▶ TASK TO COMPLETE
Every line of the data that contains the string "Тверской" must be copied.

Start of EXTRACTED INFORMATION

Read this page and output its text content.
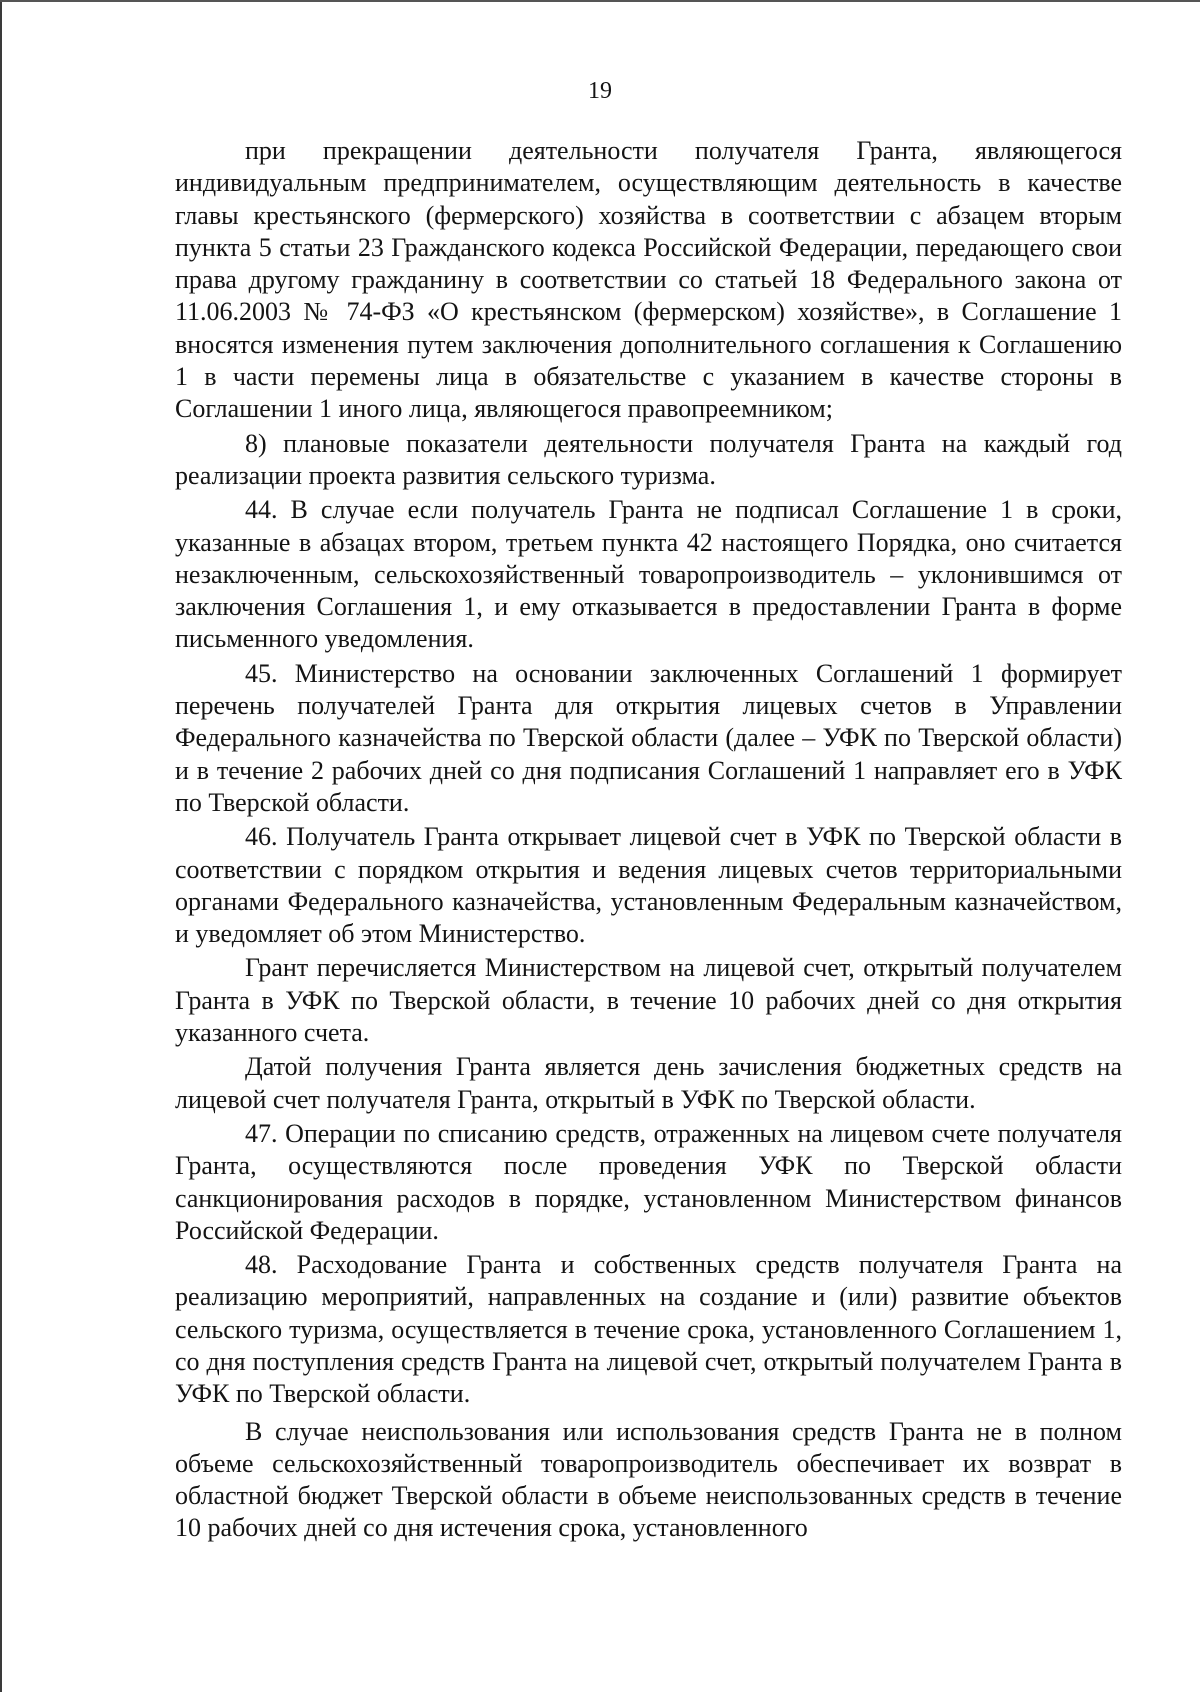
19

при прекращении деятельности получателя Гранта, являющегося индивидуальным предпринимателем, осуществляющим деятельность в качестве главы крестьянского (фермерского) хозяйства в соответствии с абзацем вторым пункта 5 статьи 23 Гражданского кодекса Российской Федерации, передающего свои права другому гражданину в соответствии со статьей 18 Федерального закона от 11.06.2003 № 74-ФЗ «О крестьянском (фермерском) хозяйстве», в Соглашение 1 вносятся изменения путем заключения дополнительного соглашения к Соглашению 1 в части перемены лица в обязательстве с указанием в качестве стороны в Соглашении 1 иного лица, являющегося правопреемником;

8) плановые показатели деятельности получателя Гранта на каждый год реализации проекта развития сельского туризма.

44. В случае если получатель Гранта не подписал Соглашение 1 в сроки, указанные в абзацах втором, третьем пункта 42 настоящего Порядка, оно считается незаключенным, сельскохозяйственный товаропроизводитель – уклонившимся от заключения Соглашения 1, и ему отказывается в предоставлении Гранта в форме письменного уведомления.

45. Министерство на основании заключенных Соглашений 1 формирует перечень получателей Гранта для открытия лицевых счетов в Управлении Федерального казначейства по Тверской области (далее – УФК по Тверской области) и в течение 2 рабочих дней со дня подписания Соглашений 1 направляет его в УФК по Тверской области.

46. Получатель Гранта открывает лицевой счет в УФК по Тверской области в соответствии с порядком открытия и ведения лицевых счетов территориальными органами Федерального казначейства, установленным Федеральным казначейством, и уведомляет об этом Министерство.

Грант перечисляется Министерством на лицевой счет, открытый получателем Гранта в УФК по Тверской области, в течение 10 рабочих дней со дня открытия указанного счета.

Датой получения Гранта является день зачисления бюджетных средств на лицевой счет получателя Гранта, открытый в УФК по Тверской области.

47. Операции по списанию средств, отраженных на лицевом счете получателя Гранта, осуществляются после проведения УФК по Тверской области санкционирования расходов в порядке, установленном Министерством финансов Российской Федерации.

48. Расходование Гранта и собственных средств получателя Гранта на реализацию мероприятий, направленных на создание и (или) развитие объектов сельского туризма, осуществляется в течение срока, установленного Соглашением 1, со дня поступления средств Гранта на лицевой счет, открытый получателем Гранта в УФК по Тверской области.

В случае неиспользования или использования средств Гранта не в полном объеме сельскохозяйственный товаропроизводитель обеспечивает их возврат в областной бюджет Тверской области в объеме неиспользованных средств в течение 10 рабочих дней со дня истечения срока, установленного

End of EXTRACTED INFORMATION
Start of EXTRACTED INFORMATION

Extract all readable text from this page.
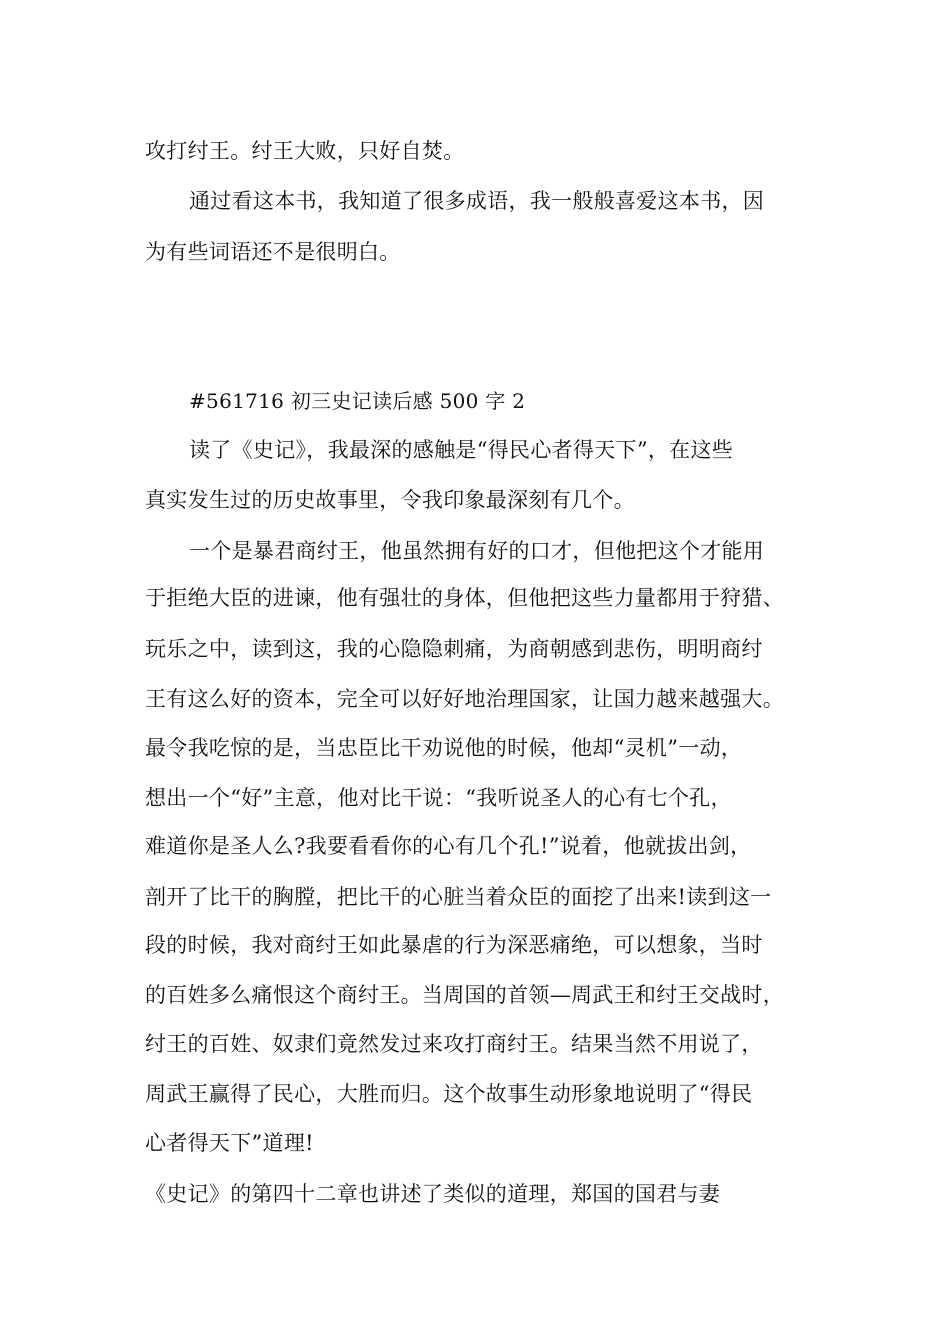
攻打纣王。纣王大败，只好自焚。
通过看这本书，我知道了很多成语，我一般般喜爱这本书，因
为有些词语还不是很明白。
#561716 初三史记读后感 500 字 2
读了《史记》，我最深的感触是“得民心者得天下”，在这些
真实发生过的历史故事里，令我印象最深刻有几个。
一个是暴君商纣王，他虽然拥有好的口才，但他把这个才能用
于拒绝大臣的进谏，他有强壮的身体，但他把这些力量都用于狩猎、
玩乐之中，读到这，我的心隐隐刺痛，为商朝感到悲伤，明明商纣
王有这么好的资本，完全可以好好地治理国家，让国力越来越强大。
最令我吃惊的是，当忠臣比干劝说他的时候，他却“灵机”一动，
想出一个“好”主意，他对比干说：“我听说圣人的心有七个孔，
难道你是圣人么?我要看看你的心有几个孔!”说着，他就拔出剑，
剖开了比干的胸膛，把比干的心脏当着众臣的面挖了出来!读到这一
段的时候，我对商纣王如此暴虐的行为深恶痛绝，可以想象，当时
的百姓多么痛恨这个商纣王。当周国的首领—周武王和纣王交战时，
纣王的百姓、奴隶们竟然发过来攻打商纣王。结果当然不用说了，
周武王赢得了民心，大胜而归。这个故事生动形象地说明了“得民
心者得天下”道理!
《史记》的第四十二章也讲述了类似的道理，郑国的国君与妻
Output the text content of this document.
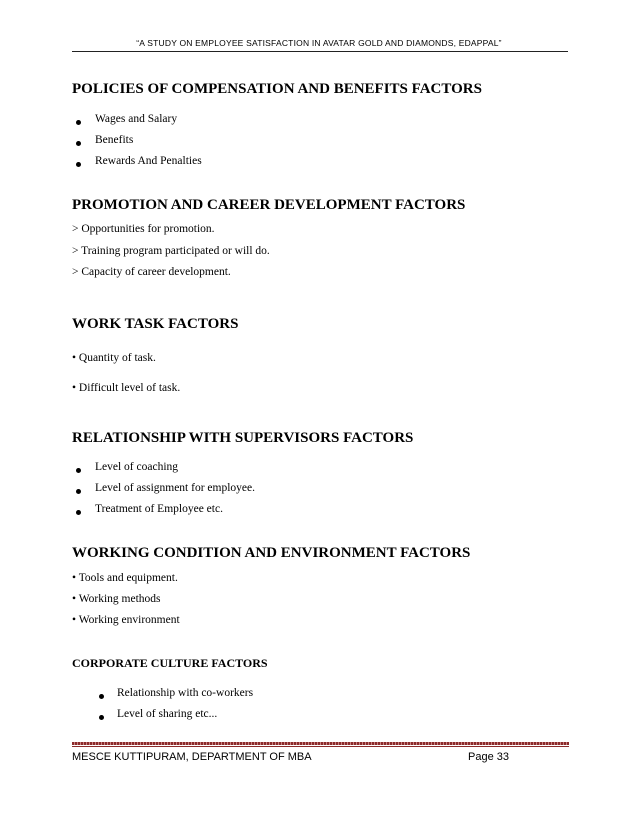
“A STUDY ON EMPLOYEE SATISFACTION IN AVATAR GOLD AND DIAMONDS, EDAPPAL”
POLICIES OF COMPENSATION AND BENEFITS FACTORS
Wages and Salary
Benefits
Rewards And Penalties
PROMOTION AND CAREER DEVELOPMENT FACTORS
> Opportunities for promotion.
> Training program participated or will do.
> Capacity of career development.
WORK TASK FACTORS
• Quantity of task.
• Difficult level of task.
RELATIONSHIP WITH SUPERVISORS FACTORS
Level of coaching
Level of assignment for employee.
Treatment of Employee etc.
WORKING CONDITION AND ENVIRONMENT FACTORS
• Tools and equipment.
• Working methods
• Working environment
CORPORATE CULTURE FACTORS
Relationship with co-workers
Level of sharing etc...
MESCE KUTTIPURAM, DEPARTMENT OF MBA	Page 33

End of EXTRACTED INFORMATION

▶ SOLUTION FOR THIS TASK
45. Министерство на основании заключенных Соглашений 1 формирует перечень получателей Гранта для открытия лицевых счетов в Управлении Федерального казначейства по Тверской области (далее – УФК по Тверской области) и в течение 2 рабочих дней со дня подписания Соглашений 1 направляет его в УФК по Тверской области.
46. Получатель Гранта открывает лицевой счет в УФК по Тверской области в соответствии с порядком открытия и ведения лицевых счетов территориальными органами Федерального казначейства, установленным Федеральным казначейством, и уведомляет об этом Министерство.
Грант перечисляется Министерством на лицевой счет, открытый получателем Гранта в УФК по Тверской области, в течение 10 рабочих дней со дня открытия указанного счета.
Датой получения Гранта является день зачисления бюджетных средств на лицевой счет получателя Гранта, открытый в УФК по Тверской области.
47. Операции по списанию средств, отраженных на лицевом счете получателя Гранта, осуществляются после проведения УФК по Тверской области санкционирования расходов в порядке, установленном Министерством финансов Российской Федерации.
48. Расходование Гранта и собственных средств получателя Гранта на реализацию мероприятий, направленных на создание и (или) развитие объектов сельского туризма, осуществляется в течение срока, установленного Соглашением 1, со дня поступления средств Гранта на лицевой счет, открытый получателем Гранта в УФК по Тверской области.
В случае неиспользования или использования средств Гранта не в полном объеме сельскохозяйственный товаропроизводитель обеспечивает их возврат в областной бюджет Тверской области в объеме неиспользованных средств в течение 10 рабочих дней со дня истечения срока, установленного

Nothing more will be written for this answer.